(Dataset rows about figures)
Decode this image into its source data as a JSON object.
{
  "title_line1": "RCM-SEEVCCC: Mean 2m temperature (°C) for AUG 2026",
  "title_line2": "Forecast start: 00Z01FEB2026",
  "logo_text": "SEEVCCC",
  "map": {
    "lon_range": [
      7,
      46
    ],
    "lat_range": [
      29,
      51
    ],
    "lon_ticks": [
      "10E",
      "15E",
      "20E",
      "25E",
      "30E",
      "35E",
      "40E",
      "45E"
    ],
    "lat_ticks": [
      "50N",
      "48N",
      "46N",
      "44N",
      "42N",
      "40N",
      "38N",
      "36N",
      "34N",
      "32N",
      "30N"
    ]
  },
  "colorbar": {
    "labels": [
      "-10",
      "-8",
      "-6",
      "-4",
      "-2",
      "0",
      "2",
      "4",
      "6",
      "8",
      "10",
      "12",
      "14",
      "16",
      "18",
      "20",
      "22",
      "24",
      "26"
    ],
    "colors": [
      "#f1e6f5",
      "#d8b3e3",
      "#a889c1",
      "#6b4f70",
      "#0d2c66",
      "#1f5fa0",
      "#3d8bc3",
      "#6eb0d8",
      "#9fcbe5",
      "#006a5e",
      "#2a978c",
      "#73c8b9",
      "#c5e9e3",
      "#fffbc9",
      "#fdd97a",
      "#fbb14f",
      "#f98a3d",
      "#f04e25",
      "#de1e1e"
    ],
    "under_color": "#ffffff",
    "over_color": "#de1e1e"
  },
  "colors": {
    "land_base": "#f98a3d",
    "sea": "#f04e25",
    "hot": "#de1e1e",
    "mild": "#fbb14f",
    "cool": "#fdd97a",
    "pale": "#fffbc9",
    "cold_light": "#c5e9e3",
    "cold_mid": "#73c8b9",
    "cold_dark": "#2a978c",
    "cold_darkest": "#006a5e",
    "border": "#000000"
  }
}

Work to be completed -
Write the material out again word for word.

Task result -
Decode this image into its source data as a JSON object.
{
  "title_line1": "RCM-SEEVCCC: Mean 2m temperature (°C) for AUG 2026",
  "title_line2": "Forecast start: 00Z01FEB2026",
  "logo_text": "SEEVCCC",
  "map": {
    "lon_range": [
      7,
      46
    ],
    "lat_range": [
      29,
      51
    ],
    "lon_ticks": [
      "10E",
      "15E",
      "20E",
      "25E",
      "30E",
      "35E",
      "40E",
      "45E"
    ],
    "lat_ticks": [
      "50N",
      "48N",
      "46N",
      "44N",
      "42N",
      "40N",
      "38N",
      "36N",
      "34N",
      "32N",
      "30N"
    ]
  },
  "colorbar": {
    "labels": [
      "-10",
      "-8",
      "-6",
      "-4",
      "-2",
      "0",
      "2",
      "4",
      "6",
      "8",
      "10",
      "12",
      "14",
      "16",
      "18",
      "20",
      "22",
      "24",
      "26"
    ],
    "colors": [
      "#f1e6f5",
      "#d8b3e3",
      "#a889c1",
      "#6b4f70",
      "#0d2c66",
      "#1f5fa0",
      "#3d8bc3",
      "#6eb0d8",
      "#9fcbe5",
      "#006a5e",
      "#2a978c",
      "#73c8b9",
      "#c5e9e3",
      "#fffbc9",
      "#fdd97a",
      "#fbb14f",
      "#f98a3d",
      "#f04e25",
      "#de1e1e"
    ],
    "under_color": "#ffffff",
    "over_color": "#de1e1e"
  },
  "colors": {
    "land_base": "#f98a3d",
    "sea": "#f04e25",
    "hot": "#de1e1e",
    "mild": "#fbb14f",
    "cool": "#fdd97a",
    "pale": "#fffbc9",
    "cold_light": "#c5e9e3",
    "cold_mid": "#73c8b9",
    "cold_dark": "#2a978c",
    "cold_darkest": "#006a5e",
    "border": "#000000"
  }
}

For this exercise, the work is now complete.